→ **演習課題**
[a] ブラウザのレンダリング処理に関する本文から、次の一文を英語に訳してください。「このようにレイヤー単位でピクセルを作成するのは、再レンダリング時に変更のないレイヤーを再利用することができるためです。」
[b] ブラウザのレンダリング処理に関する本文を、最後の文に続けて書き進めてください。

→ **本文**

——

レイアウト情報とは以下のような情報を指します。

  • 要素の大きさ
  • 要素のマージン
  • 要素のパディング
  • 要素の位置
  • 要素のz軸の位置

レンダリング結果の描画 -Painting

レンダリングエンジンの処理は最後にレンダリング結果の描画(Painting)に移行します。このフェーズでやっとユーザが見ることができる実際のピクセルを描画します。このフェーズでは、ペイント(Paint)とラスタライズ(Rasterrize)、レイヤーの合成(Composite Layers)の3つの処理を行います。

■ Paint
Paint では、内部の低レベルな2Dグラフィックエンジン向けの命令を⽣成します。RenderTree をもとに Display List と呼ばれる内部の低レベルグラフィックエンジンのための命令の列を生成します。
組み込まれるグラフィックエンジンは、ブラウザの実装毎に異なります。

■ Rasterize
Rasterizeで、⽣成された命令を⽤いて実際にピクセル(ビットマップ)へと描画します。このとき、レイヤーという単位で1枚1枚描画されます。レイヤーは、オーバーラップして表示されるコンテンツが有る場合に生成されます。レイヤーはz軸上の上下関係を持ち、複数のレイヤーが1枚の絵に合成されるとき、このz軸上の上下関係が考慮されて合成されます。
レイヤーが生成されるのは、要素が以下のような条件に当てはまるときです。

  • position: absolute; が適用されている
  • position: fixed; が適用されている
  • translate: translate3d(0 0 0)などの、GPUで描画合成されるCSSプロパティを持っている
  • opacity プロパティが適用されていて、透過して背後のコンテンツが描画される必要がある

このようにレイヤー単位でピクセルを作成するのは、再レンダリング時に変更のないレイヤーを再利用することができるためです。

■ Composite Layers
Composite Layers では、Rasterize でピクセル化したレイヤーを合成して最終的なレンダリング結果を生成します。

再レンダリング

初期読み込みが終わって描画し終わってからも、ユーザーやブラウザの何らかのアクションやJavaScriptのコードの実行やドキュメント内のイベントによってレンダリングは再度引き起こされます。これを 再レンダリングと呼びます。

——

→ **データセット**
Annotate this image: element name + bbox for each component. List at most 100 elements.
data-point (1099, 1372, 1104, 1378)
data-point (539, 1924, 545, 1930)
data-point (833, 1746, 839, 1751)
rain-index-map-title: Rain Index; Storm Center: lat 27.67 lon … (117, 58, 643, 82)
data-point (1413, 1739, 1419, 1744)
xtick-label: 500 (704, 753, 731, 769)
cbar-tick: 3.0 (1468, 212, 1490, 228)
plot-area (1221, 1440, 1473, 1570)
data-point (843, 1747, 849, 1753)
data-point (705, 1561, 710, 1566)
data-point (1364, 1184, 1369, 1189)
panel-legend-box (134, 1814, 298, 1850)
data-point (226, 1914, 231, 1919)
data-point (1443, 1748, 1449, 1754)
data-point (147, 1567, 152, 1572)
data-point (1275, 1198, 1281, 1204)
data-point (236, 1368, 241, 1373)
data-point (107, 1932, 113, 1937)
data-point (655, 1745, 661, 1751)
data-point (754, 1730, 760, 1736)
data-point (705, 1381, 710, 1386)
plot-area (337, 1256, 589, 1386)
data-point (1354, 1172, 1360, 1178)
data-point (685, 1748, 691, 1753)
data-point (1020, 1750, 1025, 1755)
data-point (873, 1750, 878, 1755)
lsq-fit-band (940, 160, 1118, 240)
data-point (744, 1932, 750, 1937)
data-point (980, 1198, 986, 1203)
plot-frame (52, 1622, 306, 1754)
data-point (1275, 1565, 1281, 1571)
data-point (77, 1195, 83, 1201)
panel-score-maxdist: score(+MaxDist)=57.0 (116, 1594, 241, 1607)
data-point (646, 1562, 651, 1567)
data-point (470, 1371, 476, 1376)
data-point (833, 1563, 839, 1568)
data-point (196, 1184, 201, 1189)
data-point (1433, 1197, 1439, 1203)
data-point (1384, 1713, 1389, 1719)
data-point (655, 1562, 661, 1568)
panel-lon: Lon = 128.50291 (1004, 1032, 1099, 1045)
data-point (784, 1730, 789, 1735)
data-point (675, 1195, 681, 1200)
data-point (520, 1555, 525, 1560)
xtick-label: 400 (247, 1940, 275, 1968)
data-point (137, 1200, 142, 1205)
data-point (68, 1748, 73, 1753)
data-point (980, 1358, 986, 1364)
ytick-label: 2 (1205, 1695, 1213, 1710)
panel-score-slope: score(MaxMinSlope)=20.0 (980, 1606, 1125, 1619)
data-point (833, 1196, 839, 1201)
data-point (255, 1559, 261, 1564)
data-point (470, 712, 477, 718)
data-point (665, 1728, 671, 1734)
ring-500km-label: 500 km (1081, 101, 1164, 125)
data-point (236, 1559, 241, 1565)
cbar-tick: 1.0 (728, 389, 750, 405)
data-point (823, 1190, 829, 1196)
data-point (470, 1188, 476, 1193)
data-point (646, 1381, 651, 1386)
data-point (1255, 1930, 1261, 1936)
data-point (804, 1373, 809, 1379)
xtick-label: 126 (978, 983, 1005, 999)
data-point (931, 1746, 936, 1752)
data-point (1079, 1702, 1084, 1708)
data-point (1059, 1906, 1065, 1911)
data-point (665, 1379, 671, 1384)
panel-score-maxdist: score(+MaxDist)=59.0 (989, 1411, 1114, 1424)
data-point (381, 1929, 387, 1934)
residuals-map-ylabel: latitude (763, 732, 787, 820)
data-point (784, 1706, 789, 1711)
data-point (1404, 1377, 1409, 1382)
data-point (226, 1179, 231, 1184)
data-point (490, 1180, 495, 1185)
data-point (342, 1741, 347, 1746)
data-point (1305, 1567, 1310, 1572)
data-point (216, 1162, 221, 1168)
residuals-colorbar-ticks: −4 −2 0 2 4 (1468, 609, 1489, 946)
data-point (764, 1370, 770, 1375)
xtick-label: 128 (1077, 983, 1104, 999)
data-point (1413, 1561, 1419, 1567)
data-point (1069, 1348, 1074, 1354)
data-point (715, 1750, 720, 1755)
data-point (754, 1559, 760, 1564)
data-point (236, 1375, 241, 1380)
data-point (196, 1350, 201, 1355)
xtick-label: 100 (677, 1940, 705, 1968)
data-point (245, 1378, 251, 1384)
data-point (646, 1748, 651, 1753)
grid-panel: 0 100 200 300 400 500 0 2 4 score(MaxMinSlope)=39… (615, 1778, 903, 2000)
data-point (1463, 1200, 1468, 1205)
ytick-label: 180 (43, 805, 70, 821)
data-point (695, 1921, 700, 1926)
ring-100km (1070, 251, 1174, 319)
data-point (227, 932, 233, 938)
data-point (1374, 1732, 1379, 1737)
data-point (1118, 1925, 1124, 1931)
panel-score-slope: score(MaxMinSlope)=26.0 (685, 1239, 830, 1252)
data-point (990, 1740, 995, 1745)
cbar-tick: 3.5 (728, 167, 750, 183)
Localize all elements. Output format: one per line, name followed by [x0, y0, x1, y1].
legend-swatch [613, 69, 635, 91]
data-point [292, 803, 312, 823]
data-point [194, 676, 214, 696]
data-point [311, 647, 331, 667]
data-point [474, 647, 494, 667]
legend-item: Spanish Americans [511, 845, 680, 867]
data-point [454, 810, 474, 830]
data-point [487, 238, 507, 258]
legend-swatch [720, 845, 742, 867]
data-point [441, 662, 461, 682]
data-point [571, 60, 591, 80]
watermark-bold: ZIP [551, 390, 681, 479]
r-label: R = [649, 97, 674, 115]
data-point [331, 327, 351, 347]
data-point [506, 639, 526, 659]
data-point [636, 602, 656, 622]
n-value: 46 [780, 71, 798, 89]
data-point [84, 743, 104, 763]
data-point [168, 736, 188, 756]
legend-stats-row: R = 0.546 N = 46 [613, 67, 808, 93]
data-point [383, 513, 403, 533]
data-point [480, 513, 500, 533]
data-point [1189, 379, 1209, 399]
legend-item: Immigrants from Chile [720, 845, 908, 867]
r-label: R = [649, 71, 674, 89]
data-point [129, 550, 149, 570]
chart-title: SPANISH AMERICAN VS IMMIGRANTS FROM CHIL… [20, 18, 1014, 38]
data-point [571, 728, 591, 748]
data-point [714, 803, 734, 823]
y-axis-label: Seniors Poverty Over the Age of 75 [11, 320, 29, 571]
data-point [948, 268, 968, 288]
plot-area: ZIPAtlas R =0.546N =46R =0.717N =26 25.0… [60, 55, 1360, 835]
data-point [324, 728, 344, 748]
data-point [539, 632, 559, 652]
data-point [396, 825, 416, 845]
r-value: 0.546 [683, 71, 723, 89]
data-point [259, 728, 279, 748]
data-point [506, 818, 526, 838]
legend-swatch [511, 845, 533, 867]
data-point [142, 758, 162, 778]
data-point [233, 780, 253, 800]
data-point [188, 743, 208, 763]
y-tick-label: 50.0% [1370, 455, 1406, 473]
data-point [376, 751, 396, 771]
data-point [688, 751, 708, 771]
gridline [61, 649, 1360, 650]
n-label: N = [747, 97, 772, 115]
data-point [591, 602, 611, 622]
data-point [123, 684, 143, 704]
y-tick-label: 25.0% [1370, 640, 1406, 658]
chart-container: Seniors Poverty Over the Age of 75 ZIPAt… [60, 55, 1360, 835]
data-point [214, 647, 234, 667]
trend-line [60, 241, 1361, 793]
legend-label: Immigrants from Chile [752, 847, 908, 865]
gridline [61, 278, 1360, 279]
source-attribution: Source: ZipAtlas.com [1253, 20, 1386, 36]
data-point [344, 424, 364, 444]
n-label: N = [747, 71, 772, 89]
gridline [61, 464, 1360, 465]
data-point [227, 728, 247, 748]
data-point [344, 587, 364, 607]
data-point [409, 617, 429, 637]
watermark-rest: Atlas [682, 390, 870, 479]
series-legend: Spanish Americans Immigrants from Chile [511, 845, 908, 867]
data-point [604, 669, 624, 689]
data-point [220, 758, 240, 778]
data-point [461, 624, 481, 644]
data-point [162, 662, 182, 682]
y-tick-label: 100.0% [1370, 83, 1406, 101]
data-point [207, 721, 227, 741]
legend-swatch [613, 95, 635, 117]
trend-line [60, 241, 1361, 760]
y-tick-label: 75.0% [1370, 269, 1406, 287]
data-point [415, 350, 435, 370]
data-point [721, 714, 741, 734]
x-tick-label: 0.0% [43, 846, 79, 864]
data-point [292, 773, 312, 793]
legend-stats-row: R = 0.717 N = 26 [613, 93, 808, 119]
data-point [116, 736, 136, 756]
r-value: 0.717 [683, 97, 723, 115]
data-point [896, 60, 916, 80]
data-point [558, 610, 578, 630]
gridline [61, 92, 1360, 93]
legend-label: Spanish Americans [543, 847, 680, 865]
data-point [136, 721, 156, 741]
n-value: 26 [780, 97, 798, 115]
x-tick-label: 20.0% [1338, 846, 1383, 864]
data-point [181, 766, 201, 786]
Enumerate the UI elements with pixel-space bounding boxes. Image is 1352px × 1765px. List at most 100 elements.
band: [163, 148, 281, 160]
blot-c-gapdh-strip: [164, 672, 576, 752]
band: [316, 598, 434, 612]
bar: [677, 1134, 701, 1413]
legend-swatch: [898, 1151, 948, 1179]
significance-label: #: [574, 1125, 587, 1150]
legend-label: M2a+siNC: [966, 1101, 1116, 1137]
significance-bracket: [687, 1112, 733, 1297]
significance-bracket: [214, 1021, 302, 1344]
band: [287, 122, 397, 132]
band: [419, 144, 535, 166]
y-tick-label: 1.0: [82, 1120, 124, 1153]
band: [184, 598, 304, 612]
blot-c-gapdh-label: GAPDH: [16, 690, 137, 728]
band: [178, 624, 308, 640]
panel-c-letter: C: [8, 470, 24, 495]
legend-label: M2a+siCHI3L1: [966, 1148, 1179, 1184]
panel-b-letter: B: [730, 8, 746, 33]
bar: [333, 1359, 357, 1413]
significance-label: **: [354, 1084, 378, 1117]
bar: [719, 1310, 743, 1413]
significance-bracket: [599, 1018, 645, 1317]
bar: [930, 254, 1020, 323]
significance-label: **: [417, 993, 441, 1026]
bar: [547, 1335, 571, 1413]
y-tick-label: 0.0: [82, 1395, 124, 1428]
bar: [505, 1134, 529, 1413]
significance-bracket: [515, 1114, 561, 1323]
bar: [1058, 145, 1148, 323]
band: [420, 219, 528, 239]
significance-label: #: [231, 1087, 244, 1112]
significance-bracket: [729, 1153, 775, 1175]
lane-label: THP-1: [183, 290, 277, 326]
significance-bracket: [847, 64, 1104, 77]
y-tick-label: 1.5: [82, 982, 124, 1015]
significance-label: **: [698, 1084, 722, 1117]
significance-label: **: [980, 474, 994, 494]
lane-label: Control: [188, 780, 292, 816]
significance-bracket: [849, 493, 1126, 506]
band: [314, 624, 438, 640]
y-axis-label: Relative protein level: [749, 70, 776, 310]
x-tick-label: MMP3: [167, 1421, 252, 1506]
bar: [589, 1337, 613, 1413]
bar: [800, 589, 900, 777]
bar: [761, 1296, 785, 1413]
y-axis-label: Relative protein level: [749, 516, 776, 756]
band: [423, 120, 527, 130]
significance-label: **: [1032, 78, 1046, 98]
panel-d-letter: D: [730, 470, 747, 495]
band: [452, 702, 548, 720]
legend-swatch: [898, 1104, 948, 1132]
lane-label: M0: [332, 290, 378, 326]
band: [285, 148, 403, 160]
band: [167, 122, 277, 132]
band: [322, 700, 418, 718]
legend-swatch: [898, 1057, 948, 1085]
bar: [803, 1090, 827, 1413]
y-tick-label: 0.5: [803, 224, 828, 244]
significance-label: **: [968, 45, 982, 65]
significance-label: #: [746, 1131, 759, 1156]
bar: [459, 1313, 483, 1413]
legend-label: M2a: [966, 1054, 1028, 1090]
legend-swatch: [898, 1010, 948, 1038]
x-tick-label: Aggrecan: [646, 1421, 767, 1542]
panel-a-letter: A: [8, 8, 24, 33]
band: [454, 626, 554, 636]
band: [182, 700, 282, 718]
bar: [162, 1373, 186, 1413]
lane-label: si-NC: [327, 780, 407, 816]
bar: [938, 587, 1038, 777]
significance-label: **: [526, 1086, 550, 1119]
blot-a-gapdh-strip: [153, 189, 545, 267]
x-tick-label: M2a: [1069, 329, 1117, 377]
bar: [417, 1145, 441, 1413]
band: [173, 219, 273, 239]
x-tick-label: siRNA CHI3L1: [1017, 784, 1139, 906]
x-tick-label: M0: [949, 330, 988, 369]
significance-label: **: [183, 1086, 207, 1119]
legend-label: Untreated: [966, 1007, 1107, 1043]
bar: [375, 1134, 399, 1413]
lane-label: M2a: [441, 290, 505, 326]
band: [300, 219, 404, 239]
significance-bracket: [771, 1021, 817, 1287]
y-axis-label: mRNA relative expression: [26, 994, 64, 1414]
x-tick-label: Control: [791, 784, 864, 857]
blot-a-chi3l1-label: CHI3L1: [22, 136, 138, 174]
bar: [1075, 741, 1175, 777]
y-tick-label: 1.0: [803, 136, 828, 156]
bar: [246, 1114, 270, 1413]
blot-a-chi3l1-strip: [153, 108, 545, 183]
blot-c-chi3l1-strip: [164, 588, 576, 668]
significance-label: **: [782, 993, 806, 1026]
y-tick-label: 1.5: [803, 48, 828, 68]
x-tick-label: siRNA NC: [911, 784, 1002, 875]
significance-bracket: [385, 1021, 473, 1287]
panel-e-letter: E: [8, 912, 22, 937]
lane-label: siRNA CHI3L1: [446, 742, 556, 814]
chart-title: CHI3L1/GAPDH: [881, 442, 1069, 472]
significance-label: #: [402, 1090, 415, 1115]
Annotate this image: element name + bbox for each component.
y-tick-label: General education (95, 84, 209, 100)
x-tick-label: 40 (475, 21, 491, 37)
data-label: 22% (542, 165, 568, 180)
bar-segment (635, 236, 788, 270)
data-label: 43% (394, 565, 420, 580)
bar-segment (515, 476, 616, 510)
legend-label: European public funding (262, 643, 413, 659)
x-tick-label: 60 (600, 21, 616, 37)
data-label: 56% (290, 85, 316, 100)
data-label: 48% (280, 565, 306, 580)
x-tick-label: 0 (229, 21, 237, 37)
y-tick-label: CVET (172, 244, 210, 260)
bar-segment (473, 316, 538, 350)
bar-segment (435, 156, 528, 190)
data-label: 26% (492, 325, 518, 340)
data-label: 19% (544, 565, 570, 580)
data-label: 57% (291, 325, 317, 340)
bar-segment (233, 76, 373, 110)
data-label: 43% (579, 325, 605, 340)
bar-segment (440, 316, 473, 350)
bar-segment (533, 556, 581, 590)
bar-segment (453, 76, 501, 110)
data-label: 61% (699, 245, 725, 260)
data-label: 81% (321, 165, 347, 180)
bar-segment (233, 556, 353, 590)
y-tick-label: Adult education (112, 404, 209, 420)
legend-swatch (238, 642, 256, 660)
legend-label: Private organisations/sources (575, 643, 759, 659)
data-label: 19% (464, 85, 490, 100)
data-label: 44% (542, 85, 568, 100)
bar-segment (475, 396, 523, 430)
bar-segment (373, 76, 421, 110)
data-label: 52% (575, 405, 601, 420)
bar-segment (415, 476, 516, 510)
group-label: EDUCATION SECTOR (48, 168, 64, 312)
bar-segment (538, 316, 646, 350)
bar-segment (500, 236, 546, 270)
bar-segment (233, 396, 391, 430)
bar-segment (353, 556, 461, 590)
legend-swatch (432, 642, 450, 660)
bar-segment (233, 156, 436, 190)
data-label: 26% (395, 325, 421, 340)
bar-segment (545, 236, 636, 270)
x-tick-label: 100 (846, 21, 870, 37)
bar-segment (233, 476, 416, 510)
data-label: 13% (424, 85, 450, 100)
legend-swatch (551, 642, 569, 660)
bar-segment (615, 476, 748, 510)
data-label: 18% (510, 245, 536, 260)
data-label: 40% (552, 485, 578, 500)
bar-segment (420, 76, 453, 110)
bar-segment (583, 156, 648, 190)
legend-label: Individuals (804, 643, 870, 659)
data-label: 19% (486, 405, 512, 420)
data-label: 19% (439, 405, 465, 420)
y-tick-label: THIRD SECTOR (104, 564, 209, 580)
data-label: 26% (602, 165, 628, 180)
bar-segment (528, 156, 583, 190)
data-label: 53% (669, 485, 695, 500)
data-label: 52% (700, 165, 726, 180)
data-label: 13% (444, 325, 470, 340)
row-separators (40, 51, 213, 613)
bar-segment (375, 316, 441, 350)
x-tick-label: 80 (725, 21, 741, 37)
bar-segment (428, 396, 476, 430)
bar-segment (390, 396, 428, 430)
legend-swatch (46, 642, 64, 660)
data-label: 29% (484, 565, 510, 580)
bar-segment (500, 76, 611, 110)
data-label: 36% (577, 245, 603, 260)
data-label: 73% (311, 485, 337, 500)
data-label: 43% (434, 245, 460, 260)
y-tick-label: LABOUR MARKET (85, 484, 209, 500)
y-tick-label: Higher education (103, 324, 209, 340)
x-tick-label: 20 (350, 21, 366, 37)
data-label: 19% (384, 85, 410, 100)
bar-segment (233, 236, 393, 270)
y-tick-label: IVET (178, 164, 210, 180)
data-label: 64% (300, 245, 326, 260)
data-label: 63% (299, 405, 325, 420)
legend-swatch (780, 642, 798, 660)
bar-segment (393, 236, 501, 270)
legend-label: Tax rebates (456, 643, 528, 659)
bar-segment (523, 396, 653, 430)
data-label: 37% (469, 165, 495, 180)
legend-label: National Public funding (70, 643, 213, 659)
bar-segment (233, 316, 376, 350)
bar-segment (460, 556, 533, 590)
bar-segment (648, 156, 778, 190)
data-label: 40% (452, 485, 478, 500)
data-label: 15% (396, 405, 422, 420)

——

→ **演習の解答**
[a] Pixels are created layer by layer in this way because layers that have not changed can be reused during re-rendering.

[b]
しかし、再レンダリングといっても、毎回すべてのレンダリング処理が行われるわけではありません。レンダリングエンジンは、過去の描画で構築した内部表現のオブジェクトをなるべく再利用しようとします。そのため、どのようなJavaScriptのコードを書くと、どのレンダリングフェーズが引き起こされるかを把握しておくことでパフォーマンス的に優れたコードを書くことができます。

チューニングの基礎

ここではチューニングを行う上での心構えと、パフォーマンスにおいて目指すべき指標についての内容が説明されていました。

推測するな、計測せよ

パフォーマンスチューニングで重要なのはまず計測することです。
これはこの言葉の通り、効果的なチューニングのためには、まず計測し、パフォーマンス改善のために最も効果的な施策は何なのか検討していくことです。もし計測を怠り、推測でパフォーマンス改善を試みようとすると、それほど問題ではない場所をチューニングしてしまい、結果としてレンダリング全体のパフォーマンスの問題はそのままで、むしろ開発者の時間的リソース、コードの保守性や拡張性が失われただけということになる危険性があるためです。

そのため、パフォーマンス改善を正しく行うためには、レンダリングの一連の処理の中で最も多くの時間を消費している箇所、つまり、ボトルネックを適切に判断する必要があります。

目指すべき指標を設定する

ボトルネックの特定と解消だけでなく、指標を設定することも重要です。本書では、RAIL という指標を紹介されていました。Google社の開発者である Ilya Grigorik 氏が提唱したパフォーマンスモデルです。
RAIL は、Response、Animation、Idle、Load の頭文字を取って名付けられています。各項目についてみていきます。

■ Response: 100 ミリ秒
Response はユーザーが何らかのアクションに対してウェブページがユーザーインターフェース上の変化を引き起こして、応答するまでの時間を指します。この時間をRAILでは 100 ミリ秒内に抑えるべきだとしています。
例えば、ユーザーがボタンを押し、JavaScriptが実行されてダイアログが表示されるような動きの場合、ユーザーがボタンをクリックしてからダイアログが表示されるまでの時間が Response の時間となります。
もし、100ミリ秒以下で収まらない場合は処理中を意味するローディング画面のようなを表示することでユーザーに対して応答しているということを表現してから処理を行うことが求められます。
また、Response には例外があり、指のタッチやスクロールという入力に対しては、Animation と同様に 16 ミリ秒以下に抑えるべきとしています。タッチやスクロールといったイベントは、他のイベントと違って 100 ミリ秒以下の高い頻度で起こることが多いため、 100 ミリ秒だとユーザーにとってはストレスフルだからです。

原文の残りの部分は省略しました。